▶ _Exercise_
Since only the words are wanted, reproduce every entry exactly and leave the images behind.

☆ ☆ ☆ ☆ ☆ ☆ ☆

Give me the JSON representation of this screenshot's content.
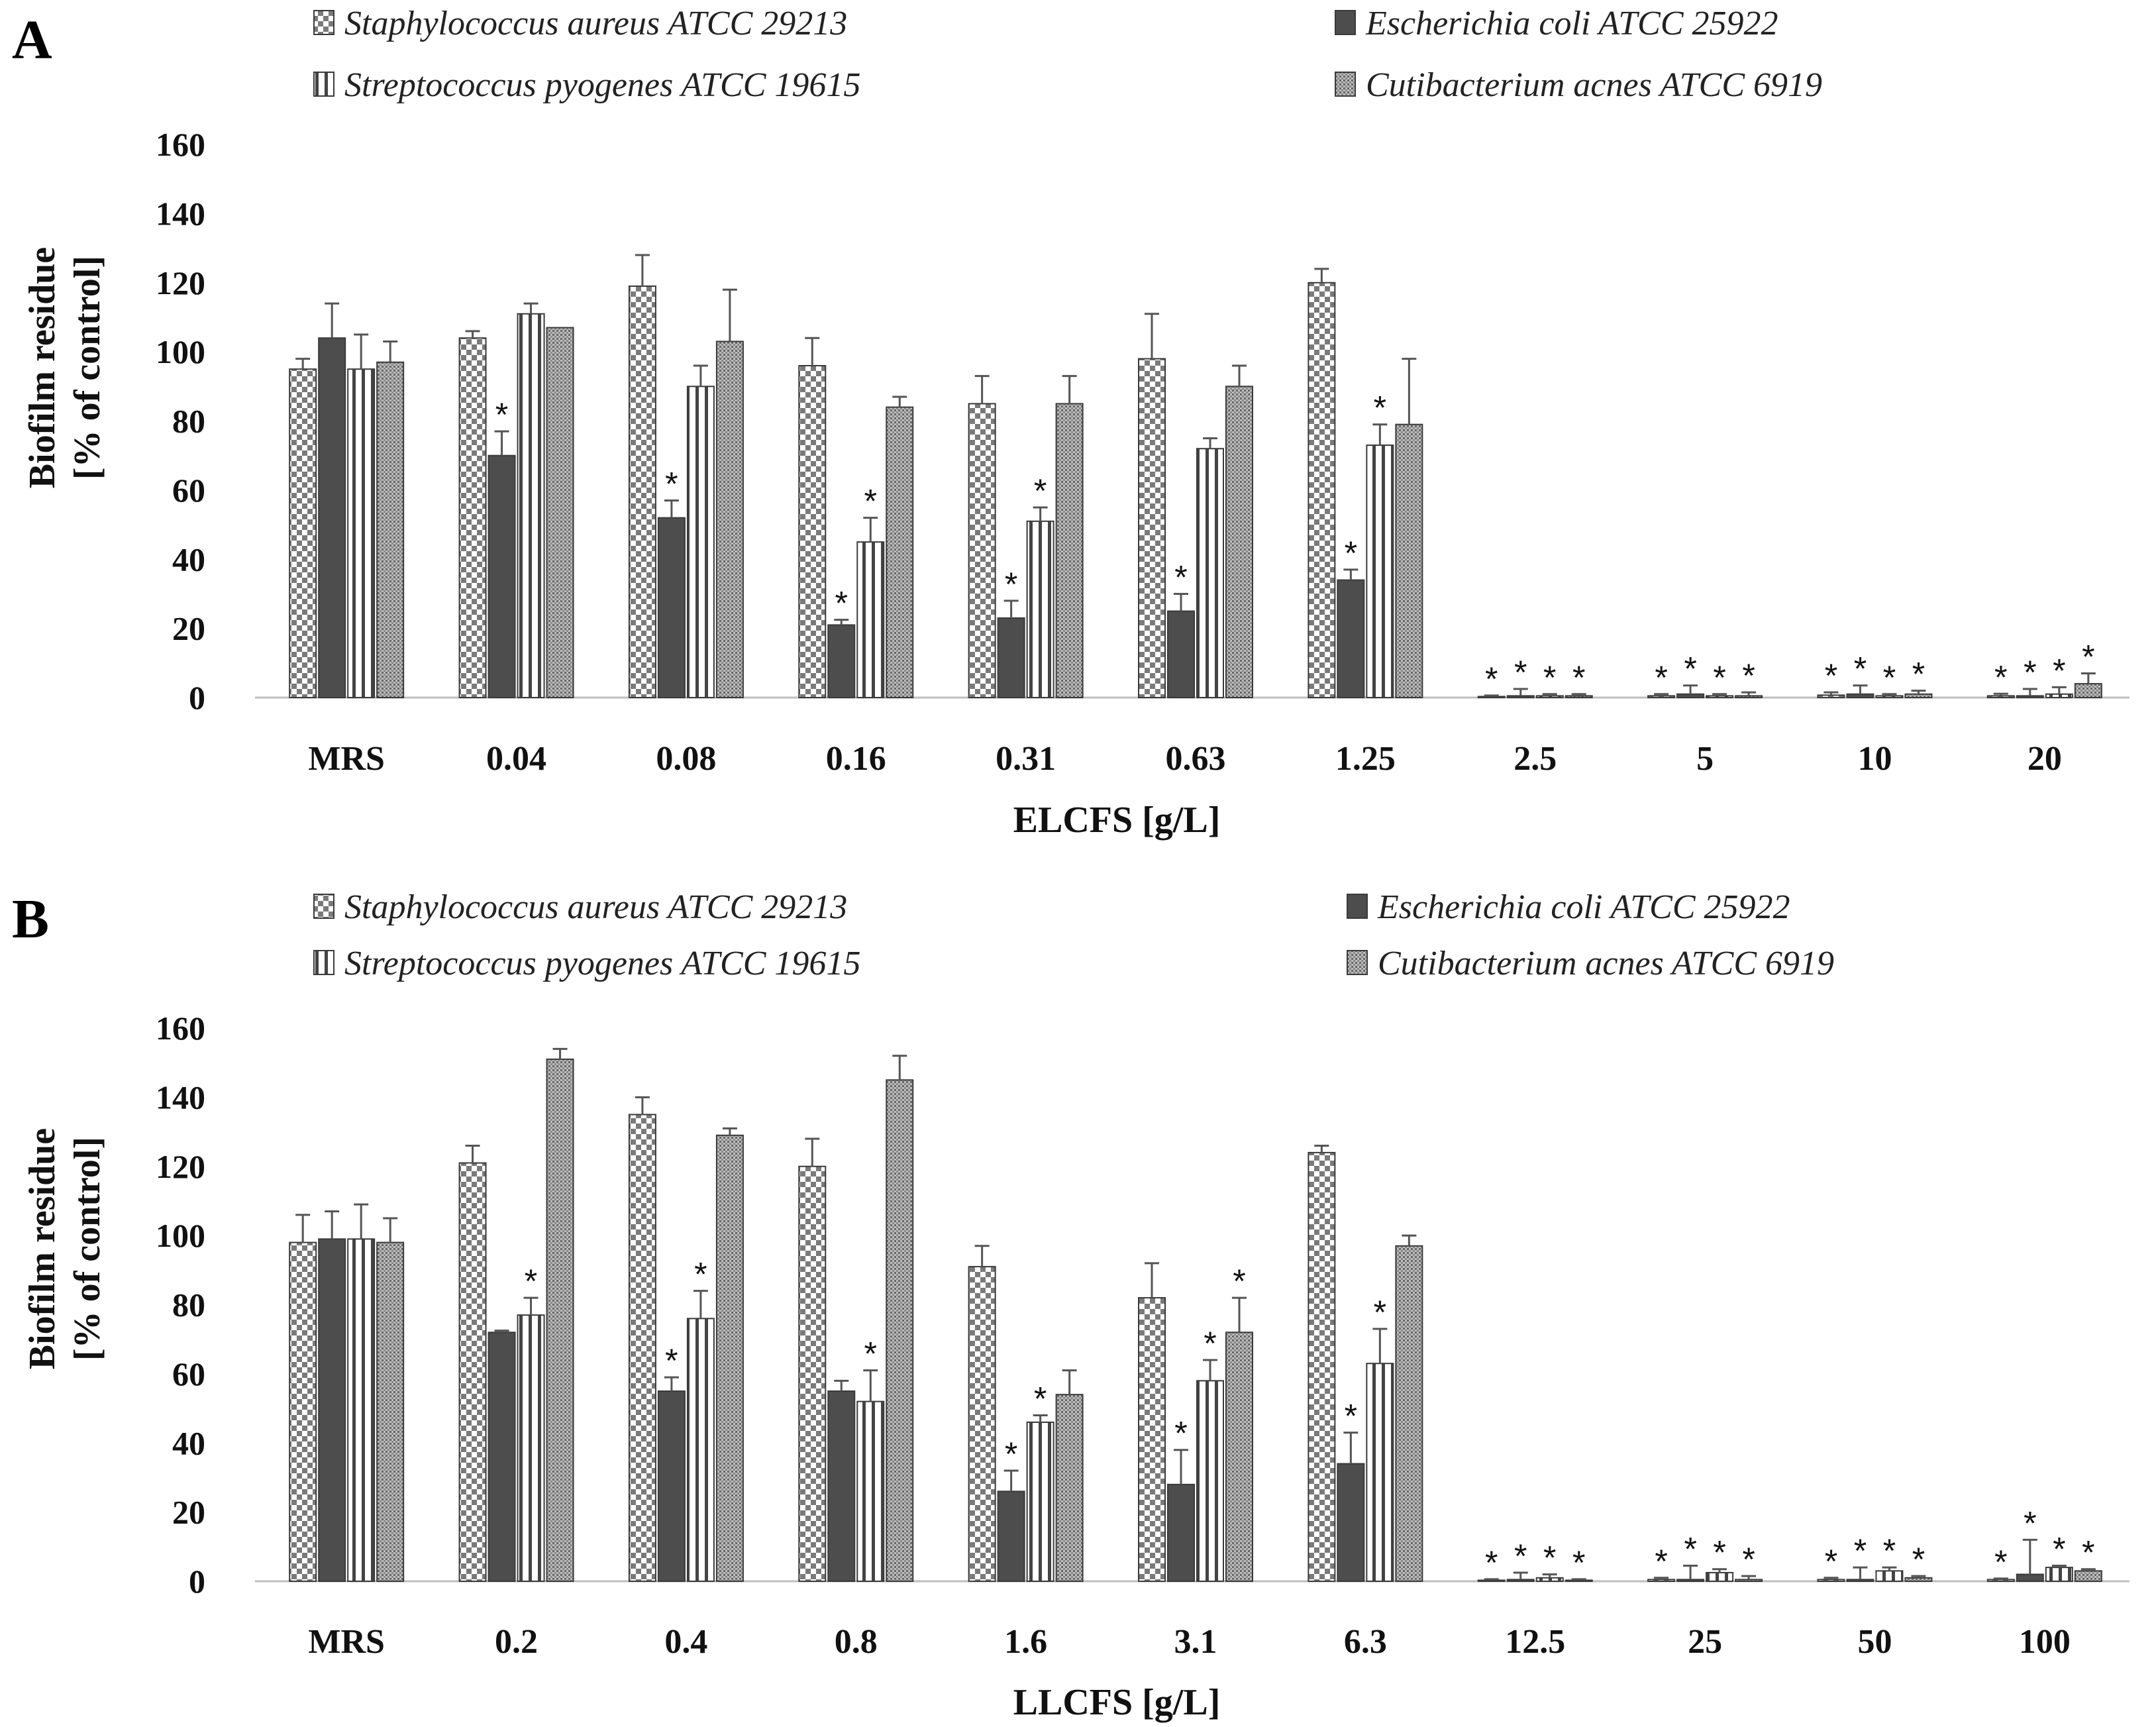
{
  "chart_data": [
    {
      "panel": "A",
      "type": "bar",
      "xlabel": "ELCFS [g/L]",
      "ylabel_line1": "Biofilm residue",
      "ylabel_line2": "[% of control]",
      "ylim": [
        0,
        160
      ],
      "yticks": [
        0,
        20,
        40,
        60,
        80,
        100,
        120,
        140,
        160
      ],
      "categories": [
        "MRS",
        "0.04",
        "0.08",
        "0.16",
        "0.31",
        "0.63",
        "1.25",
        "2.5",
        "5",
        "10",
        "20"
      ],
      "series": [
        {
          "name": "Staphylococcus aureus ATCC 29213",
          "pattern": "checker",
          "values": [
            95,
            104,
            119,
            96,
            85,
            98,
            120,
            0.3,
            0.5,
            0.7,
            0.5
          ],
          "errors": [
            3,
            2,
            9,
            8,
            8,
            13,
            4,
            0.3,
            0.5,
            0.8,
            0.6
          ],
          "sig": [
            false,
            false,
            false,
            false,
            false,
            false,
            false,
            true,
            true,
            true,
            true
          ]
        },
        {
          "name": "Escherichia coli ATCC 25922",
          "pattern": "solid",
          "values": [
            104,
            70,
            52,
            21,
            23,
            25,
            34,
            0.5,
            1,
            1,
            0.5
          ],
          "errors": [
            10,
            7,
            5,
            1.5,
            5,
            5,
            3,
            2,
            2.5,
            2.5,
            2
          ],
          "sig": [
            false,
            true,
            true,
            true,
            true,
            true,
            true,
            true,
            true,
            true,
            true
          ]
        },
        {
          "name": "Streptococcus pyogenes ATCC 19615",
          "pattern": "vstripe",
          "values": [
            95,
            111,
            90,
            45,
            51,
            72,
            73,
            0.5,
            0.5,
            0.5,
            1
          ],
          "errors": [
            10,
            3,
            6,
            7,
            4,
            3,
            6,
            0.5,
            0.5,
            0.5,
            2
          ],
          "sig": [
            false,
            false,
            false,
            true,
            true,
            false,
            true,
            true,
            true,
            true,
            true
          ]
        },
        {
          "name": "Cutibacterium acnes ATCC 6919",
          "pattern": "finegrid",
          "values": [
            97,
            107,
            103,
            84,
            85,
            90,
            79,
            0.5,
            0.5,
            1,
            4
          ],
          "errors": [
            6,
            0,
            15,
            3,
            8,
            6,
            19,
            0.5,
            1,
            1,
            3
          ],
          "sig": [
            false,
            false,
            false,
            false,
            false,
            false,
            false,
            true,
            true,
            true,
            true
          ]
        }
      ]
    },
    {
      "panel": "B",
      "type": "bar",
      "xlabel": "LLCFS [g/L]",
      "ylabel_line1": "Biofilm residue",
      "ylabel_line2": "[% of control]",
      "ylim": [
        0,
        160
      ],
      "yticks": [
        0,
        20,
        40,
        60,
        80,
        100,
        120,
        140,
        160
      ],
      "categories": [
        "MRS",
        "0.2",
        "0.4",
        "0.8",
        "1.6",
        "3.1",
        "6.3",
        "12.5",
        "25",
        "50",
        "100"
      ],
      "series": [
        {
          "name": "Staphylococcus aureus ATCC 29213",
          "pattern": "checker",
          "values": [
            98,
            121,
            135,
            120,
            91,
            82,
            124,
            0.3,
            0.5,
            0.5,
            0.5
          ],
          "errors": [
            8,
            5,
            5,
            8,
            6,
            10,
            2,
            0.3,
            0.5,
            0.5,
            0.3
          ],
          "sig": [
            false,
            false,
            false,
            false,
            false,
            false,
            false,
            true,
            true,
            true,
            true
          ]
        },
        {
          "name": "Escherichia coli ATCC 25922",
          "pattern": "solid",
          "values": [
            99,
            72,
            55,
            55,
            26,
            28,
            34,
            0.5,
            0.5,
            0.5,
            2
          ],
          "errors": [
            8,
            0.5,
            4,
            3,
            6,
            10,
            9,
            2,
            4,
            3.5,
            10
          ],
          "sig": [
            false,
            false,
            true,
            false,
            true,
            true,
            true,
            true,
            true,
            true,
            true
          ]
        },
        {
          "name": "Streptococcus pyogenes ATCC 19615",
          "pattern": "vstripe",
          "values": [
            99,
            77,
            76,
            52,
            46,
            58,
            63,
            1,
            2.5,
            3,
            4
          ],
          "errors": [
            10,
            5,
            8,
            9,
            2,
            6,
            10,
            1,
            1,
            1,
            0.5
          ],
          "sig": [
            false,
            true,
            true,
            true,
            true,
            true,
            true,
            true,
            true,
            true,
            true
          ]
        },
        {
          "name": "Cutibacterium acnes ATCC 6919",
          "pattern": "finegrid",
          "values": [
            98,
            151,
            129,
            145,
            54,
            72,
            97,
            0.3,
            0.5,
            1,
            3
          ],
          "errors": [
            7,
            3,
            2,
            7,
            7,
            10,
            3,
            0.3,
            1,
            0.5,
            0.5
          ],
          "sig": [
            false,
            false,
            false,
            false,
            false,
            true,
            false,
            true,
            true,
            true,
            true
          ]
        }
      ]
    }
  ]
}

☆ ☆ ☆ ☆ ☆ ☆ ☆

▶ _Answer to the exercise_
Give me the JSON representation of this screenshot's content.
{
  "chart_data": [
    {
      "panel": "A",
      "type": "bar",
      "xlabel": "ELCFS [g/L]",
      "ylabel_line1": "Biofilm residue",
      "ylabel_line2": "[% of control]",
      "ylim": [
        0,
        160
      ],
      "yticks": [
        0,
        20,
        40,
        60,
        80,
        100,
        120,
        140,
        160
      ],
      "categories": [
        "MRS",
        "0.04",
        "0.08",
        "0.16",
        "0.31",
        "0.63",
        "1.25",
        "2.5",
        "5",
        "10",
        "20"
      ],
      "series": [
        {
          "name": "Staphylococcus aureus ATCC 29213",
          "pattern": "checker",
          "values": [
            95,
            104,
            119,
            96,
            85,
            98,
            120,
            0.3,
            0.5,
            0.7,
            0.5
          ],
          "errors": [
            3,
            2,
            9,
            8,
            8,
            13,
            4,
            0.3,
            0.5,
            0.8,
            0.6
          ],
          "sig": [
            false,
            false,
            false,
            false,
            false,
            false,
            false,
            true,
            true,
            true,
            true
          ]
        },
        {
          "name": "Escherichia coli ATCC 25922",
          "pattern": "solid",
          "values": [
            104,
            70,
            52,
            21,
            23,
            25,
            34,
            0.5,
            1,
            1,
            0.5
          ],
          "errors": [
            10,
            7,
            5,
            1.5,
            5,
            5,
            3,
            2,
            2.5,
            2.5,
            2
          ],
          "sig": [
            false,
            true,
            true,
            true,
            true,
            true,
            true,
            true,
            true,
            true,
            true
          ]
        },
        {
          "name": "Streptococcus pyogenes ATCC 19615",
          "pattern": "vstripe",
          "values": [
            95,
            111,
            90,
            45,
            51,
            72,
            73,
            0.5,
            0.5,
            0.5,
            1
          ],
          "errors": [
            10,
            3,
            6,
            7,
            4,
            3,
            6,
            0.5,
            0.5,
            0.5,
            2
          ],
          "sig": [
            false,
            false,
            false,
            true,
            true,
            false,
            true,
            true,
            true,
            true,
            true
          ]
        },
        {
          "name": "Cutibacterium acnes ATCC 6919",
          "pattern": "finegrid",
          "values": [
            97,
            107,
            103,
            84,
            85,
            90,
            79,
            0.5,
            0.5,
            1,
            4
          ],
          "errors": [
            6,
            0,
            15,
            3,
            8,
            6,
            19,
            0.5,
            1,
            1,
            3
          ],
          "sig": [
            false,
            false,
            false,
            false,
            false,
            false,
            false,
            true,
            true,
            true,
            true
          ]
        }
      ]
    },
    {
      "panel": "B",
      "type": "bar",
      "xlabel": "LLCFS [g/L]",
      "ylabel_line1": "Biofilm residue",
      "ylabel_line2": "[% of control]",
      "ylim": [
        0,
        160
      ],
      "yticks": [
        0,
        20,
        40,
        60,
        80,
        100,
        120,
        140,
        160
      ],
      "categories": [
        "MRS",
        "0.2",
        "0.4",
        "0.8",
        "1.6",
        "3.1",
        "6.3",
        "12.5",
        "25",
        "50",
        "100"
      ],
      "series": [
        {
          "name": "Staphylococcus aureus ATCC 29213",
          "pattern": "checker",
          "values": [
            98,
            121,
            135,
            120,
            91,
            82,
            124,
            0.3,
            0.5,
            0.5,
            0.5
          ],
          "errors": [
            8,
            5,
            5,
            8,
            6,
            10,
            2,
            0.3,
            0.5,
            0.5,
            0.3
          ],
          "sig": [
            false,
            false,
            false,
            false,
            false,
            false,
            false,
            true,
            true,
            true,
            true
          ]
        },
        {
          "name": "Escherichia coli ATCC 25922",
          "pattern": "solid",
          "values": [
            99,
            72,
            55,
            55,
            26,
            28,
            34,
            0.5,
            0.5,
            0.5,
            2
          ],
          "errors": [
            8,
            0.5,
            4,
            3,
            6,
            10,
            9,
            2,
            4,
            3.5,
            10
          ],
          "sig": [
            false,
            false,
            true,
            false,
            true,
            true,
            true,
            true,
            true,
            true,
            true
          ]
        },
        {
          "name": "Streptococcus pyogenes ATCC 19615",
          "pattern": "vstripe",
          "values": [
            99,
            77,
            76,
            52,
            46,
            58,
            63,
            1,
            2.5,
            3,
            4
          ],
          "errors": [
            10,
            5,
            8,
            9,
            2,
            6,
            10,
            1,
            1,
            1,
            0.5
          ],
          "sig": [
            false,
            true,
            true,
            true,
            true,
            true,
            true,
            true,
            true,
            true,
            true
          ]
        },
        {
          "name": "Cutibacterium acnes ATCC 6919",
          "pattern": "finegrid",
          "values": [
            98,
            151,
            129,
            145,
            54,
            72,
            97,
            0.3,
            0.5,
            1,
            3
          ],
          "errors": [
            7,
            3,
            2,
            7,
            7,
            10,
            3,
            0.3,
            1,
            0.5,
            0.5
          ],
          "sig": [
            false,
            false,
            false,
            false,
            false,
            true,
            false,
            true,
            true,
            true,
            true
          ]
        }
      ]
    }
  ]
}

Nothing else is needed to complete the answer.